[Start of Input material]
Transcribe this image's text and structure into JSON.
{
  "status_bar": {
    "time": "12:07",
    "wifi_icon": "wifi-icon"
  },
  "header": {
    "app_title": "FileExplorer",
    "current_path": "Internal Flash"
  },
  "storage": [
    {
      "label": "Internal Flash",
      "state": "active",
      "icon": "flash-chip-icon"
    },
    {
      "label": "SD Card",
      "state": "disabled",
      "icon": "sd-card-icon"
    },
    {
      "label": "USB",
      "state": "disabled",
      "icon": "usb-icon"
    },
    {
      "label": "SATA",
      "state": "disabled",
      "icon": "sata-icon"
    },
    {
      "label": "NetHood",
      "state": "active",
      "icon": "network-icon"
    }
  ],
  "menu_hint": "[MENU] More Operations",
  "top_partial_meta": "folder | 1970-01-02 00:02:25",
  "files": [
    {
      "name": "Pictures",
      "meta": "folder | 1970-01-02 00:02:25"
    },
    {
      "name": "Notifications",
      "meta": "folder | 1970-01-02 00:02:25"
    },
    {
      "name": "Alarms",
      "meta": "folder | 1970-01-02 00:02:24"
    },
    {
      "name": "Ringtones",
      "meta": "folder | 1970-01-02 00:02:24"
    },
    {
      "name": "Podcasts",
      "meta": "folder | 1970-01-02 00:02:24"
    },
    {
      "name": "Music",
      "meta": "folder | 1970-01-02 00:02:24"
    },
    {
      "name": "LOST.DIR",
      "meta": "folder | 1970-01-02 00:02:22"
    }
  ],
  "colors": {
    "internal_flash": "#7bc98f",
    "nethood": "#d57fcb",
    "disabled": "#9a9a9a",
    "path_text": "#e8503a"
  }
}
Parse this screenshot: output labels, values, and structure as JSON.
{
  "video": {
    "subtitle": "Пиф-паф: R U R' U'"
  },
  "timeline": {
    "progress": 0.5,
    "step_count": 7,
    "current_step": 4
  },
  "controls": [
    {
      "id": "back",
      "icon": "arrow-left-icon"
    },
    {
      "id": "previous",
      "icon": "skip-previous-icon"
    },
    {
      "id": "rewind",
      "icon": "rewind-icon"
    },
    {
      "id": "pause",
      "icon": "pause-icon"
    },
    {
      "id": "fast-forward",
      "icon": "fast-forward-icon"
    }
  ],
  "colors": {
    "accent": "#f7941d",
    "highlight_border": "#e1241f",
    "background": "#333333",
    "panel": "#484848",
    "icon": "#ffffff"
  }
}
[End of Input material]
Your task is to gather every line with the word "this" and copy it.

Transcribe this image's text and structure into JSON.
Parse this screenshot: output labels, values, and structure as JSON.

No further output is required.